(Items from a figure collection)
========================
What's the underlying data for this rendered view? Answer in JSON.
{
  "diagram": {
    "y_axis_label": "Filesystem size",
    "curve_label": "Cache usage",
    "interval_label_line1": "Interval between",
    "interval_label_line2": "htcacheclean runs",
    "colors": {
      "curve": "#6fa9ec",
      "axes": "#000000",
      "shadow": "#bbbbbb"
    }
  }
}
========================
- [Set problem] Reproduce the material precisely, including every line.

- [Solution to this exercise]
What's the underlying data for this rendered view? Answer in JSON.
{
  "diagram": {
    "y_axis_label": "Filesystem size",
    "curve_label": "Cache usage",
    "interval_label_line1": "Interval between",
    "interval_label_line2": "htcacheclean runs",
    "colors": {
      "curve": "#6fa9ec",
      "axes": "#000000",
      "shadow": "#bbbbbb"
    }
  }
}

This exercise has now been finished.